§ WORK INSTRUCTIONS: Search the material for "comme" and show all lines that contain it.

§ DATA FOR PROCESSING:
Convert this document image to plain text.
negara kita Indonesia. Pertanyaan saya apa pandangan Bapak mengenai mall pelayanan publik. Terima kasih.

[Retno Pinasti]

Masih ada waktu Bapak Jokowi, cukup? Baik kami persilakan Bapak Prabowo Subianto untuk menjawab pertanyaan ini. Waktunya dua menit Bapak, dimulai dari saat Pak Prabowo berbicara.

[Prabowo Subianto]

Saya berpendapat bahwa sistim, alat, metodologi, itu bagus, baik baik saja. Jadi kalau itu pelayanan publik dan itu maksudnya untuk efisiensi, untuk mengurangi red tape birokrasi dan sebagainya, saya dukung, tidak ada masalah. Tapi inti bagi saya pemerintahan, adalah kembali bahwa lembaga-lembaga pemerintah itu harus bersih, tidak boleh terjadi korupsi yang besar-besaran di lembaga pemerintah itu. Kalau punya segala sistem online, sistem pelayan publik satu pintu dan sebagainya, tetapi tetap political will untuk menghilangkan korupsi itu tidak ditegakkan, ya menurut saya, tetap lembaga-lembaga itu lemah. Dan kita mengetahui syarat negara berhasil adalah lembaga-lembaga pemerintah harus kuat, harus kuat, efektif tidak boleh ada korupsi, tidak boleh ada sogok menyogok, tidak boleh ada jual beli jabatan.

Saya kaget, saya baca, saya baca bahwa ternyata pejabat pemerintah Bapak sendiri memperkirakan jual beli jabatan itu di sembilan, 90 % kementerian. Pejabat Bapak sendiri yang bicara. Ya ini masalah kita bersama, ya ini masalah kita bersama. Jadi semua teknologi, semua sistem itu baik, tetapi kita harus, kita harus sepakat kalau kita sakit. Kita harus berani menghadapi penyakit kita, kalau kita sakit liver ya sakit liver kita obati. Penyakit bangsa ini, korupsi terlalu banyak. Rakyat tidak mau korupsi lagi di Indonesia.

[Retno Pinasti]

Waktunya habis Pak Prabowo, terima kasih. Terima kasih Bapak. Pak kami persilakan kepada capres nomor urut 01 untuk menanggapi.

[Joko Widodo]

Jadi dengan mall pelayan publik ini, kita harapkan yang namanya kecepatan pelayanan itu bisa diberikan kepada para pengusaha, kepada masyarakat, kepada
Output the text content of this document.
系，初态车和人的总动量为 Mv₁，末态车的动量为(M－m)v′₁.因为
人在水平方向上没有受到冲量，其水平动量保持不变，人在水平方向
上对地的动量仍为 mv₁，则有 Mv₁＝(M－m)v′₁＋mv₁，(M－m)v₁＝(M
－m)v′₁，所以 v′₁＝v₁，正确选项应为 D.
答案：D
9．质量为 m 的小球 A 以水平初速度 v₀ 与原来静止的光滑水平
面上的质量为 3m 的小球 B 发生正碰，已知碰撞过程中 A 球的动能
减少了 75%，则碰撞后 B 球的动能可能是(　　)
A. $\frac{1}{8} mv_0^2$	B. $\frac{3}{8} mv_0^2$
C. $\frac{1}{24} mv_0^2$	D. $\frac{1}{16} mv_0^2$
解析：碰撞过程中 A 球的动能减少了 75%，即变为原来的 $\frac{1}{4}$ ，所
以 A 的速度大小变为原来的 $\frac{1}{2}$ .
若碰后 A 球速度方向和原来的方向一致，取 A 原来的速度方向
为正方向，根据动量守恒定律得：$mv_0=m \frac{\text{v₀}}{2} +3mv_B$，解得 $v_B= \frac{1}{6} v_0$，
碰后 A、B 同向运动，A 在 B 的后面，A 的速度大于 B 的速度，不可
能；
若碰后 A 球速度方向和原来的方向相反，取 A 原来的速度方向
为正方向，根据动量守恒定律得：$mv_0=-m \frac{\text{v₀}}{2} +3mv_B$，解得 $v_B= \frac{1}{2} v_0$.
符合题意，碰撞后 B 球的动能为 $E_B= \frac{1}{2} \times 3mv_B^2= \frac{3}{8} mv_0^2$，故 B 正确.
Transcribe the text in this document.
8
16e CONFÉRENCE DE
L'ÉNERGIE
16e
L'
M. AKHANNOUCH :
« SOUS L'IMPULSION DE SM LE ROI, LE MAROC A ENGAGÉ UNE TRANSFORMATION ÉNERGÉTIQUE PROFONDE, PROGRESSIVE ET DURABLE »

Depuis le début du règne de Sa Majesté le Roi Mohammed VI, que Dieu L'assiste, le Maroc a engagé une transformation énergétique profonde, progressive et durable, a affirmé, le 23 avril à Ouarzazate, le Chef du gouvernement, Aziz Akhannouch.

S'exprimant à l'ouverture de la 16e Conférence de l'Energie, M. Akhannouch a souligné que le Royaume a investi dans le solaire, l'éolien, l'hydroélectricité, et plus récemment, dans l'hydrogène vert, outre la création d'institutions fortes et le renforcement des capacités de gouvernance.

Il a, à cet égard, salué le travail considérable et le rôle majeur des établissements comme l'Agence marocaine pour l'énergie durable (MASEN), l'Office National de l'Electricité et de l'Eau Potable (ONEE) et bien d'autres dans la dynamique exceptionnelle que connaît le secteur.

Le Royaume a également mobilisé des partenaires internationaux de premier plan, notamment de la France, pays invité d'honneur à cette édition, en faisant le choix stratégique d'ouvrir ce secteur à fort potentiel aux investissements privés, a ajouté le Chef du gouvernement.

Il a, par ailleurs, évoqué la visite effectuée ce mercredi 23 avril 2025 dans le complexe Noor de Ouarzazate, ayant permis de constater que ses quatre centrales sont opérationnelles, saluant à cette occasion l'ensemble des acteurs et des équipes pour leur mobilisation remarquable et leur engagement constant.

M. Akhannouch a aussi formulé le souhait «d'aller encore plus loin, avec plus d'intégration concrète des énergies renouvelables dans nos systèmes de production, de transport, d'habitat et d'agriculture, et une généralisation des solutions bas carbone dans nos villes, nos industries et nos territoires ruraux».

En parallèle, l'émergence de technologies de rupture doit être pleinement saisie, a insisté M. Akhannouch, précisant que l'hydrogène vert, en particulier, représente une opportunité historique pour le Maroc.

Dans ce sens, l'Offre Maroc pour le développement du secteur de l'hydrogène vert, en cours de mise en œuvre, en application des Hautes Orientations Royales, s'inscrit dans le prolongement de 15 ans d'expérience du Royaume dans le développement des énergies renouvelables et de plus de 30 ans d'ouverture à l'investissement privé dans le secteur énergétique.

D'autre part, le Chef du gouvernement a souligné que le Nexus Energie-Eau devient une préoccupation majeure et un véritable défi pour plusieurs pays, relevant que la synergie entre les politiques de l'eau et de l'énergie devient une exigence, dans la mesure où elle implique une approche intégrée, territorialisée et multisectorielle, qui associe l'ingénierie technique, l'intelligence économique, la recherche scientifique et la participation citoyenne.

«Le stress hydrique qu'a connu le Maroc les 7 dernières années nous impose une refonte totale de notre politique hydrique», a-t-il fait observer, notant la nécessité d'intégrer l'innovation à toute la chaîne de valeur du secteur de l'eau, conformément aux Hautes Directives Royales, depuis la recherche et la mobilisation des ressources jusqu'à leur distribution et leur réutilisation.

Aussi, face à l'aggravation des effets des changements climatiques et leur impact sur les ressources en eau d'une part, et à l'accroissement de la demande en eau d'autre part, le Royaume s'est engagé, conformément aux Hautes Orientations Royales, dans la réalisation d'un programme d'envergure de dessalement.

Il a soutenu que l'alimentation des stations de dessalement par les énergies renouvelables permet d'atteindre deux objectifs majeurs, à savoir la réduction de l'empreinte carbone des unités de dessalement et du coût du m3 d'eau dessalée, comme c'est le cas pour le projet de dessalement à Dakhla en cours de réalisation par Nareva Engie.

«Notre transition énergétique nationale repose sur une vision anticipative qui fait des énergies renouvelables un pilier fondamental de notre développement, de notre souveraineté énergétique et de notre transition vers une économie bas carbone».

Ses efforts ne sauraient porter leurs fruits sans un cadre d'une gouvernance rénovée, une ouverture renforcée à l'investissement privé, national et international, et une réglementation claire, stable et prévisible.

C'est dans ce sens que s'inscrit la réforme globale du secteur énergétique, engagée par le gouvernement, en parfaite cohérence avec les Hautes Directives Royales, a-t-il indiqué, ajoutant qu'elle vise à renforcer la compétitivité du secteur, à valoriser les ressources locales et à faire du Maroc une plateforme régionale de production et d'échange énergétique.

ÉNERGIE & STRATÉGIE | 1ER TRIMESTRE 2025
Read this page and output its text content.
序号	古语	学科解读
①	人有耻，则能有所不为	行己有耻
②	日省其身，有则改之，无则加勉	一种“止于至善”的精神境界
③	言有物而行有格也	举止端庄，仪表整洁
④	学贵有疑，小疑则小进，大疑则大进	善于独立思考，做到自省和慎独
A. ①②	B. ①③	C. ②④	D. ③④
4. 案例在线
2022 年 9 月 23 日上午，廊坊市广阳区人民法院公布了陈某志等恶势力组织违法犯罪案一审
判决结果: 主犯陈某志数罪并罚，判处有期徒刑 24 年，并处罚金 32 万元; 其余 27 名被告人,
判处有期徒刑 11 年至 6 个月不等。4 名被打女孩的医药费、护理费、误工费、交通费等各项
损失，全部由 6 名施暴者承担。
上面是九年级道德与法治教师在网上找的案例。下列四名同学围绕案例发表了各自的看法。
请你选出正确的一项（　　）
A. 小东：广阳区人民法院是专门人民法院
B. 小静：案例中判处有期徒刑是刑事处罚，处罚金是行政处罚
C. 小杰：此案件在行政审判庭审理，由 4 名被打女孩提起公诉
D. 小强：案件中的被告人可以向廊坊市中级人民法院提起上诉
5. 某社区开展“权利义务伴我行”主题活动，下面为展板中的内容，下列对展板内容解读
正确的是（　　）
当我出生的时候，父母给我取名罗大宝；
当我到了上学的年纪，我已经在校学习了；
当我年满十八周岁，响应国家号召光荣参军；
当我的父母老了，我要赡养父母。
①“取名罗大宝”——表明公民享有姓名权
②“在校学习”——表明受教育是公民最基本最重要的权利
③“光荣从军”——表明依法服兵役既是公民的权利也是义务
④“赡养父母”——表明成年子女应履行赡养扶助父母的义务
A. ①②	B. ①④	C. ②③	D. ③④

§ WRITTEN RESPONSE:
Il a, à cet égard, salué le travail considérable et le rôle majeur des établissements comme l'Agence marocaine pour l'énergie durable (MASEN), l'Office National de l'Electricité et de l'Eau Potable (ONEE) et bien d'autres dans la dynamique exceptionnelle que connaît le secteur.
Il a soutenu que l'alimentation des stations de dessalement par les énergies renouvelables permet d'atteindre deux objectifs majeurs, à savoir la réduction de l'empreinte carbone des unités de dessalement et du coût du m3 d'eau dessalée, comme c'est le cas pour le projet de dessalement à Dakhla en cours de réalisation par Nareva Engie.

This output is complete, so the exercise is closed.